**Challenge**
Wherever the word "actId" appears in a line, extract that line.

(Stored items from a collection)
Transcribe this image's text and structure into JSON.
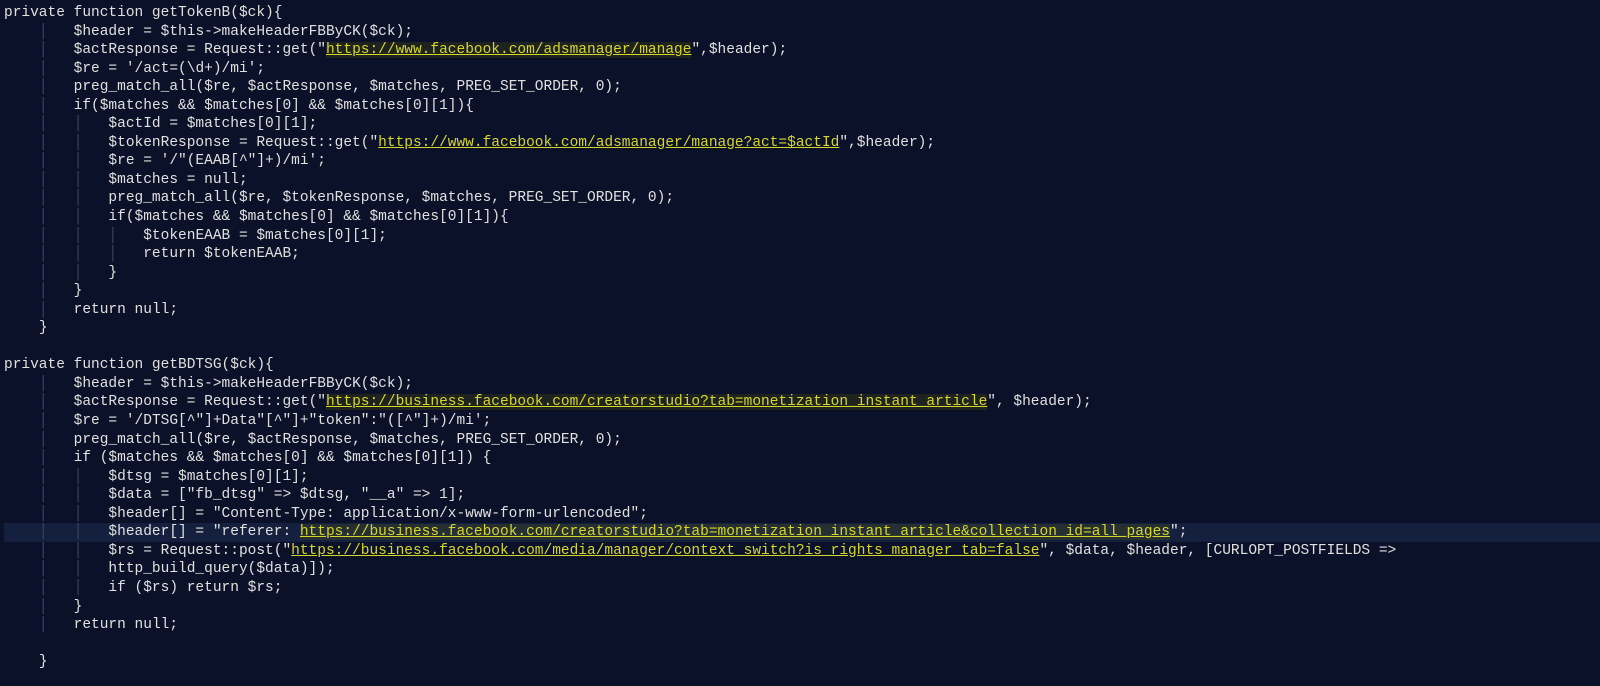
{
  "colors": {
    "bg": "#0a1128",
    "fg": "#dddddd",
    "highlight": "#d6d62a"
  },
  "f1": {
    "sig": "private function getTokenB($ck){",
    "l1": "$header = $this->makeHeaderFBByCK($ck);",
    "l2a": "$actResponse = Request::get(",
    "l2q1": "\"",
    "l2url": "https://www.facebook.com/adsmanager/manage",
    "l2q2": "\"",
    "l2b": ",$header);",
    "l3": "$re = '/act=(\\d+)/mi';",
    "l4": "preg_match_all($re, $actResponse, $matches, PREG_SET_ORDER, 0);",
    "l5": "if($matches && $matches[0] && $matches[0][1]){",
    "l6": "$actId = $matches[0][1];",
    "l7a": "$tokenResponse = Request::get(\"",
    "l7url": "https://www.facebook.com/adsmanager/manage?act=$actId",
    "l7b": "\",$header);",
    "l8": "$re = '/\"(EAAB[^\"]+)/mi';",
    "l9": "$matches = null;",
    "l10": "preg_match_all($re, $tokenResponse, $matches, PREG_SET_ORDER, 0);",
    "l11": "if($matches && $matches[0] && $matches[0][1]){",
    "l12": "$tokenEAAB = $matches[0][1];",
    "l13": "return $tokenEAAB;",
    "l14": "}",
    "l15": "}",
    "l16": "return null;",
    "l17": "}"
  },
  "f2": {
    "sig": "private function getBDTSG($ck){",
    "l1": "$header = $this->makeHeaderFBByCK($ck);",
    "l2a": "$actResponse = Request::get(\"",
    "l2url": "https://business.facebook.com/creatorstudio?tab=monetization_instant_article",
    "l2b": "\", $header);",
    "l3": "$re = '/DTSG[^\"]+Data\"[^\"]+\"token\":\"([^\"]+)/mi';",
    "l4": "preg_match_all($re, $actResponse, $matches, PREG_SET_ORDER, 0);",
    "l5": "if ($matches && $matches[0] && $matches[0][1]) {",
    "l6": "$dtsg = $matches[0][1];",
    "l7": "$data = [\"fb_dtsg\" => $dtsg, \"__a\" => 1];",
    "l8": "$header[] = \"Content-Type: application/x-www-form-urlencoded\";",
    "l9a": "$header[] = \"referer: ",
    "l9url": "https://business.facebook.com/creatorstudio",
    "l9b": "?tab=monetization_instant_article&collection_id=all_pages",
    "l9c": "\";",
    "l10a": "$rs = Request::post(\"",
    "l10url": "https://business.facebook.com/media/manager/context_switch?is_rights_manager_tab=false",
    "l10b": "\", $data, $header, [CURLOPT_POSTFIELDS =>",
    "l11": "http_build_query($data)]);",
    "l12": "if ($rs) return $rs;",
    "l13": "}",
    "l14": "return null;",
    "l15": "}"
  },
  "guides": {
    "g0": "",
    "g1": "    ",
    "g2": "    │   ",
    "g3": "    │   │   ",
    "g4": "    │   │   │   "
  }
}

**Reply**
    "l6": "$actId = $matches[0][1];",
    "l7url": "https://www.facebook.com/adsmanager/manage?act=$actId",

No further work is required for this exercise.